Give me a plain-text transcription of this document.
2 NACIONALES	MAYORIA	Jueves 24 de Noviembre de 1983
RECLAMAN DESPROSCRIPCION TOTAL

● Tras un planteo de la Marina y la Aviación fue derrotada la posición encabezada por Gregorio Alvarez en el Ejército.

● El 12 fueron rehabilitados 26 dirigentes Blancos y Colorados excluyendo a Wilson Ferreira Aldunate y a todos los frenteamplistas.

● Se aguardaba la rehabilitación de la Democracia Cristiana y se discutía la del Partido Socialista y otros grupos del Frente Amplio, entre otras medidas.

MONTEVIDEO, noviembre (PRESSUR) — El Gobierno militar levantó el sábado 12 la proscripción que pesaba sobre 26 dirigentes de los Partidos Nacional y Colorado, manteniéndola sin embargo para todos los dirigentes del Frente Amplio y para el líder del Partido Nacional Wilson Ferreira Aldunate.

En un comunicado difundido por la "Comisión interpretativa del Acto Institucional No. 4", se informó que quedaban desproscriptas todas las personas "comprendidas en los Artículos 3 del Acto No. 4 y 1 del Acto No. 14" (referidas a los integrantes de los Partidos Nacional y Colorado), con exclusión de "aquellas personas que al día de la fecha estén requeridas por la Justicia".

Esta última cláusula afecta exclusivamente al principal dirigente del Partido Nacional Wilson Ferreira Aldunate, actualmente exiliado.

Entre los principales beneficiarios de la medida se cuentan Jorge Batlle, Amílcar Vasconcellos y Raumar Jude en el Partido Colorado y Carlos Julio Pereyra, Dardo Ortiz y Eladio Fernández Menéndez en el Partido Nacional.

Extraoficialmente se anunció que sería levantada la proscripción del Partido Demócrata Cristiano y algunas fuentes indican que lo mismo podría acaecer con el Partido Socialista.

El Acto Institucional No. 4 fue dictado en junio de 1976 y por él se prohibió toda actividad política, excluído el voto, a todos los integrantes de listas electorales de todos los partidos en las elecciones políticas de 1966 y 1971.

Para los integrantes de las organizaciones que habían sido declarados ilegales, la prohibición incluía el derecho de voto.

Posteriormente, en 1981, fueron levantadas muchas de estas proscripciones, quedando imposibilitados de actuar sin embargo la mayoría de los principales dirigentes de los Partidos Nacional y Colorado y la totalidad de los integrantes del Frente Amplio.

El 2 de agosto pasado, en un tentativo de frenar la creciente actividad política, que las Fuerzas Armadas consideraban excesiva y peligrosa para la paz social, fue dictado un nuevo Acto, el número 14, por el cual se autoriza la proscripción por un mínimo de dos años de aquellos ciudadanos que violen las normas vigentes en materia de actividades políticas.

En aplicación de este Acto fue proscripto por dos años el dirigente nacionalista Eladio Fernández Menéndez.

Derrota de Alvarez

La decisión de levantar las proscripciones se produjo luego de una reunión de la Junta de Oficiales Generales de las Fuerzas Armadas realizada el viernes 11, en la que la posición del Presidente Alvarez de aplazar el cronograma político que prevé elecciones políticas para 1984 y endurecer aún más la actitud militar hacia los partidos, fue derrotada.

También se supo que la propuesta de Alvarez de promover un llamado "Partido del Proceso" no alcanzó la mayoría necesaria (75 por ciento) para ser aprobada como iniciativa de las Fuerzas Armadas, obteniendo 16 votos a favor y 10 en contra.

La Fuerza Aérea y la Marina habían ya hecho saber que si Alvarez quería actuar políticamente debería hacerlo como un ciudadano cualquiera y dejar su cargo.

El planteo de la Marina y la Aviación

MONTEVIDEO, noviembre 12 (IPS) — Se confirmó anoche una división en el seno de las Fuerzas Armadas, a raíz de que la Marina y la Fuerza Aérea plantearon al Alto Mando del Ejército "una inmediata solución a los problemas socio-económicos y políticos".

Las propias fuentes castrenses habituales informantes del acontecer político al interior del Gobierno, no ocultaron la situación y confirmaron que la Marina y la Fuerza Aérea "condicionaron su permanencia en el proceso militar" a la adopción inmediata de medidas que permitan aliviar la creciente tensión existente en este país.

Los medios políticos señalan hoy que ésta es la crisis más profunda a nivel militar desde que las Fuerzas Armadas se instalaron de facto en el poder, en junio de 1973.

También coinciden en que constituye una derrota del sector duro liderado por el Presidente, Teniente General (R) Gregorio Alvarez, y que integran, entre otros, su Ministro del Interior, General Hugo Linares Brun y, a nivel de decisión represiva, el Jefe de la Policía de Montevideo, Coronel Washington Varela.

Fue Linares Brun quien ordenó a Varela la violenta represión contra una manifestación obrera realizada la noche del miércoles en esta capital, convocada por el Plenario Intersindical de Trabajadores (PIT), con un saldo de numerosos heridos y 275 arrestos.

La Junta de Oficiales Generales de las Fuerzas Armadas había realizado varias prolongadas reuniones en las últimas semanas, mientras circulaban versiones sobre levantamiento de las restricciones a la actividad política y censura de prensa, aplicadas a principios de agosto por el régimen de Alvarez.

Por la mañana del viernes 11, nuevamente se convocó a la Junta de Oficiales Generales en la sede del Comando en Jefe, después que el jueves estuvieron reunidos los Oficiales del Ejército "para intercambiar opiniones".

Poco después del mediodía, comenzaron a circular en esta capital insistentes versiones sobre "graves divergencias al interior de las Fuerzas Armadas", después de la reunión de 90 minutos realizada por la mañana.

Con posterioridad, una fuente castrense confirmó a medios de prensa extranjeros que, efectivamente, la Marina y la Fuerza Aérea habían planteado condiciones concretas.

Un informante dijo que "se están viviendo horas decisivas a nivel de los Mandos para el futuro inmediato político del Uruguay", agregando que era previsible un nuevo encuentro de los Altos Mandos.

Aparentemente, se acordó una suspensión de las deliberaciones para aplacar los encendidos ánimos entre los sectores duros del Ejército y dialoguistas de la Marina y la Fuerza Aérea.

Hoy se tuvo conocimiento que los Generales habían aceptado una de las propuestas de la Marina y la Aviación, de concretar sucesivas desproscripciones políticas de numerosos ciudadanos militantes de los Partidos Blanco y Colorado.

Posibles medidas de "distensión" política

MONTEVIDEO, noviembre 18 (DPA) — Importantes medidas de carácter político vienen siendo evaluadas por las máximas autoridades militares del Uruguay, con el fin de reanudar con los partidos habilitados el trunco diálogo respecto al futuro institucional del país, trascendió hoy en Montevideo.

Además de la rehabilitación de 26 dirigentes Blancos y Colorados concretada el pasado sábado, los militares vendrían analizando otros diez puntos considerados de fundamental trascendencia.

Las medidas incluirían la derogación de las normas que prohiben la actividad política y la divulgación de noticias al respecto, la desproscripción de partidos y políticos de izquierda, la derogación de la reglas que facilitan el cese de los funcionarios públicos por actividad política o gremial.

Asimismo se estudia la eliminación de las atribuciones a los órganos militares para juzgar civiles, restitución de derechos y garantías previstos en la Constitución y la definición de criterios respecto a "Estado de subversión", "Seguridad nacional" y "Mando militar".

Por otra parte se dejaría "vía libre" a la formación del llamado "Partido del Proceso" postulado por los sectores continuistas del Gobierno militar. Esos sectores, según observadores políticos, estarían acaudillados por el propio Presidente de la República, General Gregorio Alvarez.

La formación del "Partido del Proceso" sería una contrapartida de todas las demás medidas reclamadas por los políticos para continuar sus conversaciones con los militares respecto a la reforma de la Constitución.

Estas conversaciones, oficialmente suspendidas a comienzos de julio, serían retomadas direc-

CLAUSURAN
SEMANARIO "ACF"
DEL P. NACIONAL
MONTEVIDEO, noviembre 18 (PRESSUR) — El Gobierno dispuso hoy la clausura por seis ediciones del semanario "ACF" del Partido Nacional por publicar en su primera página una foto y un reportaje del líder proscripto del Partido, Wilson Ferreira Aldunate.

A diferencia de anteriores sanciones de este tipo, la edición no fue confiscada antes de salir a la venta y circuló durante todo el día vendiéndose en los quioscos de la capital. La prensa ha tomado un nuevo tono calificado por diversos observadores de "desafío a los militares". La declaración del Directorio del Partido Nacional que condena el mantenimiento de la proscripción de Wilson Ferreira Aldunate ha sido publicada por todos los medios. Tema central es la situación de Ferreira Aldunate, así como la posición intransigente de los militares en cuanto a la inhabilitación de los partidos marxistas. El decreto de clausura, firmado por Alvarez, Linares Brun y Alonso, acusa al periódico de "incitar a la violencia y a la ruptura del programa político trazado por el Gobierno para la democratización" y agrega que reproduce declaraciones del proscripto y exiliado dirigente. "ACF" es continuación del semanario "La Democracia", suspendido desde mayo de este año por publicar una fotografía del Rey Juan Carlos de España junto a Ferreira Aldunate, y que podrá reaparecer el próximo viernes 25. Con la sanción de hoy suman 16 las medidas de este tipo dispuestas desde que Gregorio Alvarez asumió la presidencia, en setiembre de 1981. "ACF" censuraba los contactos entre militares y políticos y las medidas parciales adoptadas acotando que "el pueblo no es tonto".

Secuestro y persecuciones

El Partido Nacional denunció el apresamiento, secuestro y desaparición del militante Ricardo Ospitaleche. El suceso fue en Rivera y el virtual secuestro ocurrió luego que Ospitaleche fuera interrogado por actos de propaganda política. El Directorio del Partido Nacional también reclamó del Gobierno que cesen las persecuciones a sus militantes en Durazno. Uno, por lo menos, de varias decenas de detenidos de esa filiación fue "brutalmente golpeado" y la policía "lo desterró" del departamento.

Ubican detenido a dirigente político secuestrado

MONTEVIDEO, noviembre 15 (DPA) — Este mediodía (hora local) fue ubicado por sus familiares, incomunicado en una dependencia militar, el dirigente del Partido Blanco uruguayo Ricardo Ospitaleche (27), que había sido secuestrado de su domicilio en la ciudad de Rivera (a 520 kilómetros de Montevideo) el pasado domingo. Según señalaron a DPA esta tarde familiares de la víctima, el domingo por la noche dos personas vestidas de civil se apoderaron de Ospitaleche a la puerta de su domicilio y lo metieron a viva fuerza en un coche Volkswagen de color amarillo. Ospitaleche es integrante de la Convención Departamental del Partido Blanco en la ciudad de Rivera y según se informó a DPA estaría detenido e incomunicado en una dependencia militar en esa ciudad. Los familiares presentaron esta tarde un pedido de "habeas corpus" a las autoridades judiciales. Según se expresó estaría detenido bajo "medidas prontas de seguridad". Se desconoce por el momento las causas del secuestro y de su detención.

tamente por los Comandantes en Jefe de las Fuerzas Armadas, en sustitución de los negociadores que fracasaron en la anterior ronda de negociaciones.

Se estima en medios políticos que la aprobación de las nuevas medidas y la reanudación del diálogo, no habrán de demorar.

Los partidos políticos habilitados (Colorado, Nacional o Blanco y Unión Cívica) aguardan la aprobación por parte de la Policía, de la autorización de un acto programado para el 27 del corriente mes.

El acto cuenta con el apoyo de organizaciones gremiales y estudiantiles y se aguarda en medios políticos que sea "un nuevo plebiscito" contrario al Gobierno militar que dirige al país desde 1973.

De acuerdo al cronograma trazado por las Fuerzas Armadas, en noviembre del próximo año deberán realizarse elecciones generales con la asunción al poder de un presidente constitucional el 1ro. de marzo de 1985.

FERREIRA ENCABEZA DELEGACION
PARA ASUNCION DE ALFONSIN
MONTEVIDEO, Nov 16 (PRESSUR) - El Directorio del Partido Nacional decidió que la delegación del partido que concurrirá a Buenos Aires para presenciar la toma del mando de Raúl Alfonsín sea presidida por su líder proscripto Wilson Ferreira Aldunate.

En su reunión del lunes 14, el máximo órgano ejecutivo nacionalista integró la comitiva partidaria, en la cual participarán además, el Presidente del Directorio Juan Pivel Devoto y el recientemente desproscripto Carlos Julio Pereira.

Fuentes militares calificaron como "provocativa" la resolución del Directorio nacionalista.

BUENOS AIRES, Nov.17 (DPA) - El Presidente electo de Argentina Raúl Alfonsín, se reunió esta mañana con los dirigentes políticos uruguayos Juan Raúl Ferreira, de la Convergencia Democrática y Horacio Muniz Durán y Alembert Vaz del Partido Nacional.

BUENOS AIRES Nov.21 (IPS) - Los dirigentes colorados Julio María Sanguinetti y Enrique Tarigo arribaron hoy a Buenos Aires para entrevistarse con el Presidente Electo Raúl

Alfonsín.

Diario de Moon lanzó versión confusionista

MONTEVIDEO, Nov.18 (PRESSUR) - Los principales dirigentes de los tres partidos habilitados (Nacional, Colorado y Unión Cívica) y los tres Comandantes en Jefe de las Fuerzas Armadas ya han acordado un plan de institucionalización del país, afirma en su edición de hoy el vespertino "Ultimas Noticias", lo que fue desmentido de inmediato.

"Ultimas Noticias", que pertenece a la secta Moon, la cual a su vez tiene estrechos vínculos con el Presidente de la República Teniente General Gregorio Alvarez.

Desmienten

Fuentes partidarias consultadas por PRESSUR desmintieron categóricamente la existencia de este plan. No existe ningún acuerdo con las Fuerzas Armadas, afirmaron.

------------

> _Aim_: How many of the lines above include the string "personas"? Answer with the number only.

> _Task answer_: 2